## Te nemen stappen
(A) Op welke datum wordt de nota-Vande Lanotte volgens het tekstfragment aan de voorzitters overhandigd?
(B) Schrijf het tekstfragment over de regeringsvorming in 2010 verder, te beginnen na de laatste zin.

## Tekstfragment
Ik mis de lach van het Weergaloze Meisje. Het is tijd dat zij weer thuiskomt, met de bolle kant van een lepel behendig de pitten uit een granaatappel klopt en dan, in het halfduister, stoutmoedige plannen tegen mij fluistert.

jp.mulders@skynet.be

dinsdag 28 december 2010

DE KOLDERBRIGADE - CARL DEVOS


Op de achtergrond passeert er nog wel wat volk bij Vande Lanotte, maar zonder die gesprekken als compleet overbodig af te doen, is duidelijk dat die er vooral toe dienen om de bevolking niet te moeten zeggen dat de Wetstraat even vakantie neemt. Officieel gaat de formatie deze week aan een ijzeltempo verder, maar alleen omdat de regeringsmakers het politiek niet verkocht krijgen de waarheid te zeggen: het is nu even genoeg geweest. Op 3 januari wordt de nota-Vande Lanotte, waaraan hij nog steeds sleutelt, aan de voorzitters overhandigd, op 5 januari moeten zij laten weten of ze ‘bereid zijn om op basis van deze tekst verder te onderhandelen’. Een formule die ondertussen al aardig versleten is.

Dit was 2010

En dus kunnen we nu reeds zeggen: dit was 2010. Politiek gezien zonder twijfel: een ‘annus horribilis’. Niet zozeer omdat we het nationaal record formatie braken, niet zozeer omdat we straks ook het Europees record halen, en wie weet zelfs een nieuw wereldrecord vestigen. Jaaroverzichten en gehuppel met records zijn even cliché voor een eindejaarsperiode als zot nieuws in de zomerse komkommertijd. Ze klinken veelzeggend maar vertellen weinig over de werkelijkheid die ze in een historisch feit opsluiten.

## Materiaal
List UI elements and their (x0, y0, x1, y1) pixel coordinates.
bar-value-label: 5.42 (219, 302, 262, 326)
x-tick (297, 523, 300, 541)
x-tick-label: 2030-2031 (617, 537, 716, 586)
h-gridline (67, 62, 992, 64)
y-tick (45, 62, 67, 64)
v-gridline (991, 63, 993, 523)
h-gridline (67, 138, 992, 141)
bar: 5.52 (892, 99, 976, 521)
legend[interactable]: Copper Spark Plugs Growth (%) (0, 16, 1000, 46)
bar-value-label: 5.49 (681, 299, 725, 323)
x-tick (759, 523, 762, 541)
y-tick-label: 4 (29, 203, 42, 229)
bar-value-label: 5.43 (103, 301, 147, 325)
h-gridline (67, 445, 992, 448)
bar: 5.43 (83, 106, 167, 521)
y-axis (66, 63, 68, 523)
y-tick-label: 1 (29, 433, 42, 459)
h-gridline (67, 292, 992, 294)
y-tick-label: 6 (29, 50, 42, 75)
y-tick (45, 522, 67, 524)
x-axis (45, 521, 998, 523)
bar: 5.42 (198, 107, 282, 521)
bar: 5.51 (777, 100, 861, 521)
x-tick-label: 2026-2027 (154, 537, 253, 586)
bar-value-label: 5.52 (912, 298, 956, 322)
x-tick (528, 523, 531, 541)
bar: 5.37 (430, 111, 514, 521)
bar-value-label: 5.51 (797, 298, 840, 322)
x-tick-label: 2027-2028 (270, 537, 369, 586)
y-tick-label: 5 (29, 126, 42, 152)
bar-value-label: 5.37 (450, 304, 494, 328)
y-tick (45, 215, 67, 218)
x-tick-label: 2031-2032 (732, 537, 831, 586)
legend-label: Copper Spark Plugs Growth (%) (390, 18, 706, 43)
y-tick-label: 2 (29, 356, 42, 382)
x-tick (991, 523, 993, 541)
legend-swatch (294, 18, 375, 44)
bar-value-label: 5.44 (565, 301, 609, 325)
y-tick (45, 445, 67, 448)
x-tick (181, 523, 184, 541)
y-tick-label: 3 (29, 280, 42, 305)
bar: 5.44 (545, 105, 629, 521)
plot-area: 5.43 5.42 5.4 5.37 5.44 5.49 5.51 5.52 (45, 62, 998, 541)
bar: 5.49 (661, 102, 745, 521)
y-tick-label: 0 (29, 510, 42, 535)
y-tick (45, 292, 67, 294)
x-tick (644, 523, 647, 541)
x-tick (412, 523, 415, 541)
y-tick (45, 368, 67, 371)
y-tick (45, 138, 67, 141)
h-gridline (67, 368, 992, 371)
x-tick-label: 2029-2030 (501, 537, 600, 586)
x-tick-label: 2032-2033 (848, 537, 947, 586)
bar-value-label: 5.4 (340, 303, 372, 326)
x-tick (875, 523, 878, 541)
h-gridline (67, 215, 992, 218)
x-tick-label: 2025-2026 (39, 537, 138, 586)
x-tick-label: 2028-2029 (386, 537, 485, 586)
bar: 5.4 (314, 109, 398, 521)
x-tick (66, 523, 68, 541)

## Antwoorden per opdracht
(A) Op 3 januari.

(B)
Ziek, doodziek

Dat records sneuvelen wijst erop dat het Belgisch politiek systeem ziek, doodziek is. En dat ligt niet eens aan de protagonisten. Zij moeten functioneren in een zeer volatiele kiesmarkt, waar een akkoord of het gebrek daaraan, grote stemmenverschuivingen kan opleveren. De kiezers zijn hun partij niet of veel minder trouw, partijvoorzitters kunnen zoals dertig jaar geleden geen deal accepteren, wetende dat ze daarmee hoogstens drie procentpunt zullen verliezen. En wie nu drie procentpunt verliest, maar het kan veel meer zijn, kan in de rangschikking van dit versnipperd partijlandschap verschillende plaatsen in de ranking zakken, wat meteen ook de eigen carrière alvast tijdelijk afblokt.

Door de ‘24/7’ nieuwseconomie worden alle uitspraken uitvergroot en alle gebeurtenissen over- en overontleed. De vrij jonge voorzitters van de partijen die nu de moeilijkste staatshervorming uit de recente geschiedenis moeten sluiten zijn relatief onervaren en hebben maar beperkte federale netwerken. Ze zijn opgegroeid en gesocialiseerd in een land waarin je de top in je eigen taalgroep kon bereiken zonder ooit een voet in de andere te zetten. De verwijdering der geesten is sterk en invloedrijk. Het ‘smeergeld’ waarmee vroeger communautaire akkoorden werden geregeld, is op. De kwesties die op tafel liggen zijn zeer symbolisch, uiterst cruciaal en delicaat of technisch bijzonder ingewikkeld. Het gaat bovendien om centen en de herverdeling ervan in de komende twintig jaar. Door voorbije hervormingen is ons staatsbestel dichtgeslibd met overcomplexe besluitvorming en beheersmechanismen. Voor het eerst is een Vlaams-nationalistische partij de grootste van het land, dat wakkert in het Noorden de verwachtingen en in het Zuiden de angst aan.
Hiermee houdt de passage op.